Task description: Transcribe all of the material exactly.

Collected data:
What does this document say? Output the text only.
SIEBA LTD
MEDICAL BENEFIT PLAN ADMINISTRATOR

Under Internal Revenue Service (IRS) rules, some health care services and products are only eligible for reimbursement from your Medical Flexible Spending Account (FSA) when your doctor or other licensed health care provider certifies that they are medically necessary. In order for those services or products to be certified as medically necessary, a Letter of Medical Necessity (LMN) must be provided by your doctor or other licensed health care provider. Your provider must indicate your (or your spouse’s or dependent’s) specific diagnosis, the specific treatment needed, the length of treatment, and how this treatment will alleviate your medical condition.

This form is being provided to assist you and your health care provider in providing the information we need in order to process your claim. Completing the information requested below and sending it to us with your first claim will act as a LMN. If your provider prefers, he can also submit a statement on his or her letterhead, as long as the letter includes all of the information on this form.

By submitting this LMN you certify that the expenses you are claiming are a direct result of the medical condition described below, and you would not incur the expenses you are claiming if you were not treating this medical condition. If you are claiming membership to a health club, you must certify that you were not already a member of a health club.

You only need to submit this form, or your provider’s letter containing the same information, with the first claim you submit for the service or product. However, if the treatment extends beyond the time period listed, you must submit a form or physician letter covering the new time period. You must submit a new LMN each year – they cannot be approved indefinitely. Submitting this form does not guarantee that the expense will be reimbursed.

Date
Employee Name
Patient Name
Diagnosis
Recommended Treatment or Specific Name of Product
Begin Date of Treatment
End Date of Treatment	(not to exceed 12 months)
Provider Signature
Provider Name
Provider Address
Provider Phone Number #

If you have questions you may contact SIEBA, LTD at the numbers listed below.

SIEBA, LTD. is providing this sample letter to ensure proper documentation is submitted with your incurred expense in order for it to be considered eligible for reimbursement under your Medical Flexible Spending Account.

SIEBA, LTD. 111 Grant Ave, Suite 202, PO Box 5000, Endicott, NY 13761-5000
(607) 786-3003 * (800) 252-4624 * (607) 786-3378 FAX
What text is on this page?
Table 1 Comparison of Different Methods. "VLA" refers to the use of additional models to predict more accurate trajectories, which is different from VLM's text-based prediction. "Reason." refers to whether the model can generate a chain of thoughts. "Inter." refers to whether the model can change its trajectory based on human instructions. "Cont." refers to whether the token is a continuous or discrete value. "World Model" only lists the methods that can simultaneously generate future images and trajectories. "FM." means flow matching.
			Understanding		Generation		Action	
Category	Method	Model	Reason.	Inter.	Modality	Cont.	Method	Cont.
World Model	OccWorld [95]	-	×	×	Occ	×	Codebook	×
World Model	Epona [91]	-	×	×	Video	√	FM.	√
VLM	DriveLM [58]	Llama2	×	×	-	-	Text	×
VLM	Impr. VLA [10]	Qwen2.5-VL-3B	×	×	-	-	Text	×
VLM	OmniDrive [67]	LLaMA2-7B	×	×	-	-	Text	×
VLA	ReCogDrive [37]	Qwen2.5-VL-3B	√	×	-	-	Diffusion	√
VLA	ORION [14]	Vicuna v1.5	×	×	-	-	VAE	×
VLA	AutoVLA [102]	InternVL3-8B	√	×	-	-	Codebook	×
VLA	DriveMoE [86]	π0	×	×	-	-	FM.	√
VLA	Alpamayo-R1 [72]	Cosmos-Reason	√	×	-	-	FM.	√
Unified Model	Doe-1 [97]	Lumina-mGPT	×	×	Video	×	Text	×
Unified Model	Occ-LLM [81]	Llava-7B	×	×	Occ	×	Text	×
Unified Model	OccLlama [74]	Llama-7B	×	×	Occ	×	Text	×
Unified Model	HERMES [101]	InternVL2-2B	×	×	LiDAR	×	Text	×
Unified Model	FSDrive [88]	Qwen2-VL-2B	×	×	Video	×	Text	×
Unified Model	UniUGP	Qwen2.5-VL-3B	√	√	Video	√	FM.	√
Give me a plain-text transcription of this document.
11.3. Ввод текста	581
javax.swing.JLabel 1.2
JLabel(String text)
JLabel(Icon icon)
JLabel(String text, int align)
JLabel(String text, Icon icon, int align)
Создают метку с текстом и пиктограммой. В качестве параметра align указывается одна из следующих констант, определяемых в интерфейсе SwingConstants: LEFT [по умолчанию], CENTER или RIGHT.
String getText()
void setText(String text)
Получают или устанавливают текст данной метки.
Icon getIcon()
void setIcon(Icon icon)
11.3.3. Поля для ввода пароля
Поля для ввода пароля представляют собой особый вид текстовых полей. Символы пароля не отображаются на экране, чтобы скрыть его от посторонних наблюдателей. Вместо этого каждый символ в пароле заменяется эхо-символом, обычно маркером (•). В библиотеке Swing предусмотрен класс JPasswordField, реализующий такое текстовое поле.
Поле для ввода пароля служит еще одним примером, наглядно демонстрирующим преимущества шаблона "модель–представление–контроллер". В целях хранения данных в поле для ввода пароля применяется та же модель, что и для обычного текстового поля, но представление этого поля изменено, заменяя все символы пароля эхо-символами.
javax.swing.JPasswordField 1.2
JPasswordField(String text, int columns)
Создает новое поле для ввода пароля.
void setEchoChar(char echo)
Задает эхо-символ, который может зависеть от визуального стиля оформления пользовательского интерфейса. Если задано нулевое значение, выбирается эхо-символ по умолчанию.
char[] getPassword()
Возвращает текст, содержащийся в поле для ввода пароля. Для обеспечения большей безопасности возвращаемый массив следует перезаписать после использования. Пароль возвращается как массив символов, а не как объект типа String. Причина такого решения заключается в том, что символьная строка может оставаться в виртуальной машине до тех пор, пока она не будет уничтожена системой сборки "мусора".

Response to the task:
What does this document say? Output the text only.
SIEBA LTD
MEDICAL BENEFIT PLAN ADMINISTRATOR

Under Internal Revenue Service (IRS) rules, some health care services and products are only eligible for reimbursement from your Medical Flexible Spending Account (FSA) when your doctor or other licensed health care provider certifies that they are medically necessary. In order for those services or products to be certified as medically necessary, a Letter of Medical Necessity (LMN) must be provided by your doctor or other licensed health care provider. Your provider must indicate your (or your spouse’s or dependent’s) specific diagnosis, the specific treatment needed, the length of treatment, and how this treatment will alleviate your medical condition.

This form is being provided to assist you and your health care provider in providing the information we need in order to process your claim. Completing the information requested below and sending it to us with your first claim will act as a LMN. If your provider prefers, he can also submit a statement on his or her letterhead, as long as the letter includes all of the information on this form.

By submitting this LMN you certify that the expenses you are claiming are a direct result of the medical condition described below, and you would not incur the expenses you are claiming if you were not treating this medical condition. If you are claiming membership to a health club, you must certify that you were not already a member of a health club.

You only need to submit this form, or your provider’s letter containing the same information, with the first claim you submit for the service or product. However, if the treatment extends beyond the time period listed, you must submit a form or physician letter covering the new time period. You must submit a new LMN each year – they cannot be approved indefinitely. Submitting this form does not guarantee that the expense will be reimbursed.

Date
Employee Name
Patient Name
Diagnosis
Recommended Treatment or Specific Name of Product
Begin Date of Treatment
End Date of Treatment	(not to exceed 12 months)
Provider Signature
Provider Name
Provider Address
Provider Phone Number #

If you have questions you may contact SIEBA, LTD at the numbers listed below.

SIEBA, LTD. is providing this sample letter to ensure proper documentation is submitted with your incurred expense in order for it to be considered eligible for reimbursement under your Medical Flexible Spending Account.

SIEBA, LTD. 111 Grant Ave, Suite 202, PO Box 5000, Endicott, NY 13761-5000
(607) 786-3003 * (800) 252-4624 * (607) 786-3378 FAX
What text is on this page?
Table 1 Comparison of Different Methods. "VLA" refers to the use of additional models to predict more accurate trajectories, which is different from VLM's text-based prediction. "Reason." refers to whether the model can generate a chain of thoughts. "Inter." refers to whether the model can change its trajectory based on human instructions. "Cont." refers to whether the token is a continuous or discrete value. "World Model" only lists the methods that can simultaneously generate future images and trajectories. "FM." means flow matching.
			Understanding		Generation		Action	
Category	Method	Model	Reason.	Inter.	Modality	Cont.	Method	Cont.
World Model	OccWorld [95]	-	×	×	Occ	×	Codebook	×
World Model	Epona [91]	-	×	×	Video	√	FM.	√
VLM	DriveLM [58]	Llama2	×	×	-	-	Text	×
VLM	Impr. VLA [10]	Qwen2.5-VL-3B	×	×	-	-	Text	×
VLM	OmniDrive [67]	LLaMA2-7B	×	×	-	-	Text	×
VLA	ReCogDrive [37]	Qwen2.5-VL-3B	√	×	-	-	Diffusion	√
VLA	ORION [14]	Vicuna v1.5	×	×	-	-	VAE	×
VLA	AutoVLA [102]	InternVL3-8B	√	×	-	-	Codebook	×
VLA	DriveMoE [86]	π0	×	×	-	-	FM.	√
VLA	Alpamayo-R1 [72]	Cosmos-Reason	√	×	-	-	FM.	√
Unified Model	Doe-1 [97]	Lumina-mGPT	×	×	Video	×	Text	×
Unified Model	Occ-LLM [81]	Llava-7B	×	×	Occ	×	Text	×
Unified Model	OccLlama [74]	Llama-7B	×	×	Occ	×	Text	×
Unified Model	HERMES [101]	InternVL2-2B	×	×	LiDAR	×	Text	×
Unified Model	FSDrive [88]	Qwen2-VL-2B	×	×	Video	×	Text	×
Unified Model	UniUGP	Qwen2.5-VL-3B	√	√	Video	√	FM.	√
Give me a plain-text transcription of this document.
11.3. Ввод текста	581
javax.swing.JLabel 1.2
JLabel(String text)
JLabel(Icon icon)
JLabel(String text, int align)
JLabel(String text, Icon icon, int align)
Создают метку с текстом и пиктограммой. В качестве параметра align указывается одна из следующих констант, определяемых в интерфейсе SwingConstants: LEFT [по умолчанию], CENTER или RIGHT.
String getText()
void setText(String text)
Получают или устанавливают текст данной метки.
Icon getIcon()
void setIcon(Icon icon)
11.3.3. Поля для ввода пароля
Поля для ввода пароля представляют собой особый вид текстовых полей. Символы пароля не отображаются на экране, чтобы скрыть его от посторонних наблюдателей. Вместо этого каждый символ в пароле заменяется эхо-символом, обычно маркером (•). В библиотеке Swing предусмотрен класс JPasswordField, реализующий такое текстовое поле.
Поле для ввода пароля служит еще одним примером, наглядно демонстрирующим преимущества шаблона "модель–представление–контроллер". В целях хранения данных в поле для ввода пароля применяется та же модель, что и для обычного текстового поля, но представление этого поля изменено, заменяя все символы пароля эхо-символами.
javax.swing.JPasswordField 1.2
JPasswordField(String text, int columns)
Создает новое поле для ввода пароля.
void setEchoChar(char echo)
Задает эхо-символ, который может зависеть от визуального стиля оформления пользовательского интерфейса. Если задано нулевое значение, выбирается эхо-символ по умолчанию.
char[] getPassword()
Возвращает текст, содержащийся в поле для ввода пароля. Для обеспечения большей безопасности возвращаемый массив следует перезаписать после использования. Пароль возвращается как массив символов, а не как объект типа String. Причина такого решения заключается в том, что символьная строка может оставаться в виртуальной машине до тех пор, пока она не будет уничтожена системой сборки "мусора".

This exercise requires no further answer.